─── Available data ───

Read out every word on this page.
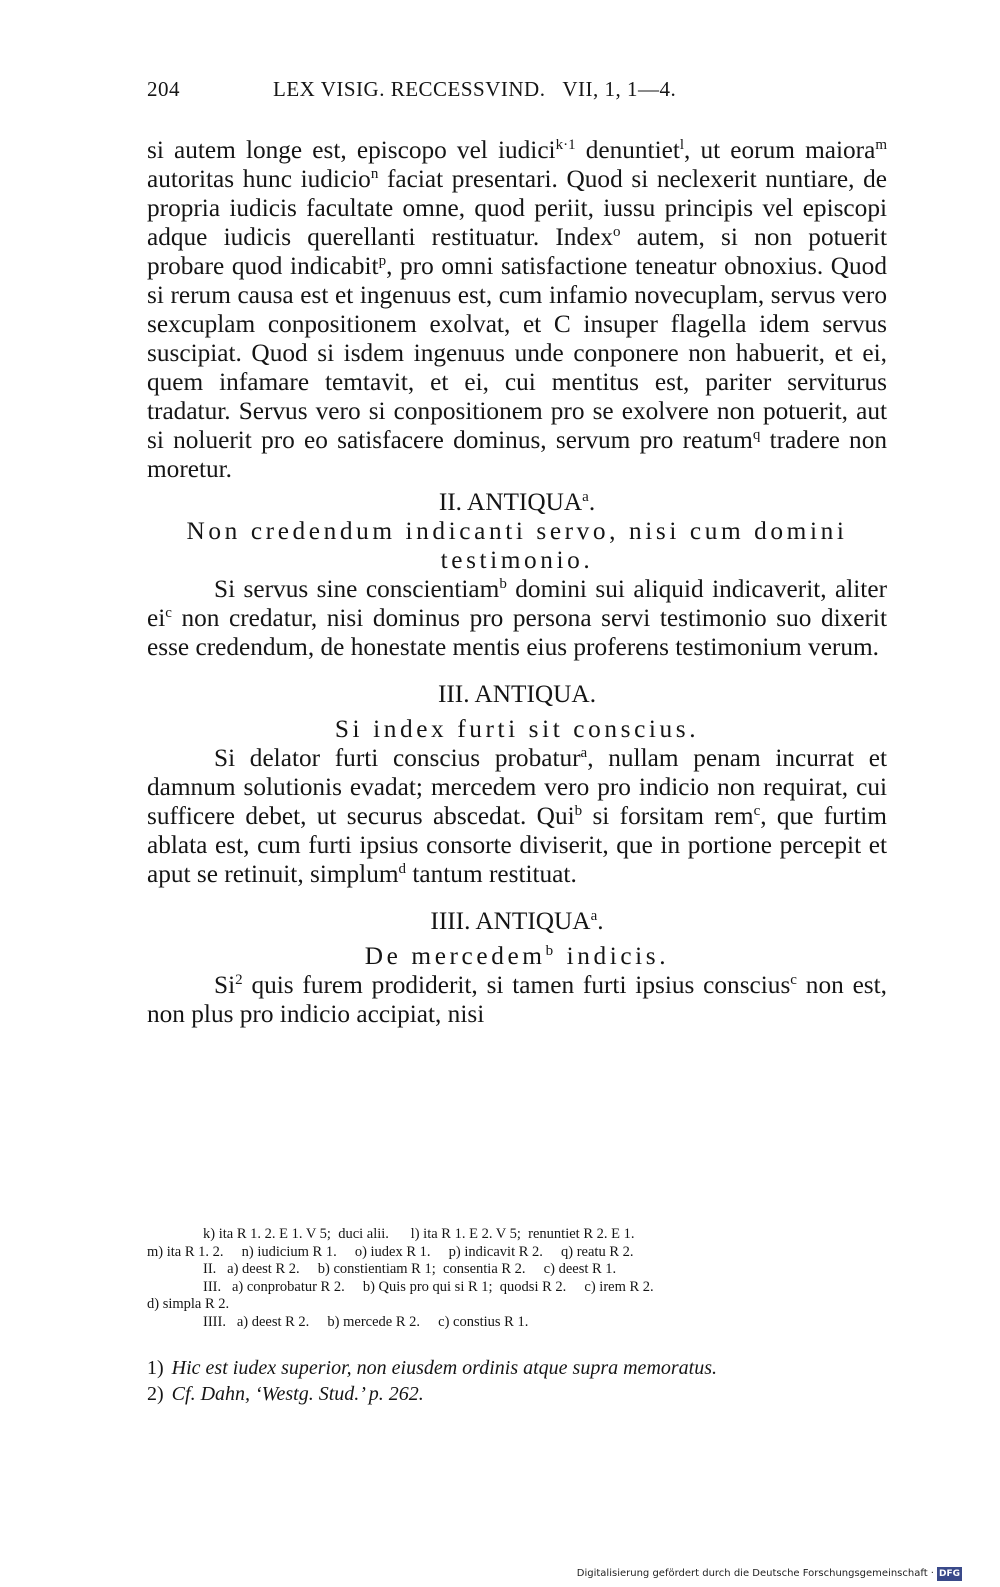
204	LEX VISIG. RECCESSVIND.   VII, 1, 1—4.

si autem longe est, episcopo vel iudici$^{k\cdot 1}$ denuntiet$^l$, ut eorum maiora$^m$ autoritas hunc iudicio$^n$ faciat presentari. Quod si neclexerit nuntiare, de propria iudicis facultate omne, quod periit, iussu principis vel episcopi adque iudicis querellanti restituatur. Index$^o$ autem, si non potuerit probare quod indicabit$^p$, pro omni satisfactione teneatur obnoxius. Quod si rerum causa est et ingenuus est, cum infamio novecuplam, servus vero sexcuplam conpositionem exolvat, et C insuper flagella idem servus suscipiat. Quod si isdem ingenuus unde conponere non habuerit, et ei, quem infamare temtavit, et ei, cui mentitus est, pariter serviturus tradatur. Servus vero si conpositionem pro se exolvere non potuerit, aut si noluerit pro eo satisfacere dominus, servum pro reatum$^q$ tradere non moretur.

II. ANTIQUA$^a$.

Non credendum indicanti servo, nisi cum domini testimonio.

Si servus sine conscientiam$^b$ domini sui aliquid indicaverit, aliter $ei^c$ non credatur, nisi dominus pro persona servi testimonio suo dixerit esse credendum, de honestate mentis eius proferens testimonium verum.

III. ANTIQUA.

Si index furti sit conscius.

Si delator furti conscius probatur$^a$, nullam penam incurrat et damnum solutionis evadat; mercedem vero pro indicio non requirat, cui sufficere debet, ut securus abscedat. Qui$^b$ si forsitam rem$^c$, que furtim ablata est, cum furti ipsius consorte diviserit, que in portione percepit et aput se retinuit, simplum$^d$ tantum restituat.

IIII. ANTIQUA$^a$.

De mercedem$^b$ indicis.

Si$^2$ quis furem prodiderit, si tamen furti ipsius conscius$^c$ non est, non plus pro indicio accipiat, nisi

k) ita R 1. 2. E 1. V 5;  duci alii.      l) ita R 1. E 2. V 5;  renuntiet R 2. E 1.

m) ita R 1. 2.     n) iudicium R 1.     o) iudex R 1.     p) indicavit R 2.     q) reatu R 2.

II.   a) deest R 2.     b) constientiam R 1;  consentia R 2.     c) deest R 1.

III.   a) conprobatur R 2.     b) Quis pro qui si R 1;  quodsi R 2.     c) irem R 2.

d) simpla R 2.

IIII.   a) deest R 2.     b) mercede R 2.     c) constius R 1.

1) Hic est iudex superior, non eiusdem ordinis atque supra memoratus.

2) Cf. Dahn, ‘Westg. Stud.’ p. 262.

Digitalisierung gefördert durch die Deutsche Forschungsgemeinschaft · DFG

───

__Exercise description__: Filter lines by "IIII" and return each hit.

__Task result__:
IIII. ANTIQUA$^a$.
IIII.   a) deest R 2.     b) mercede R 2.     c) constius R 1.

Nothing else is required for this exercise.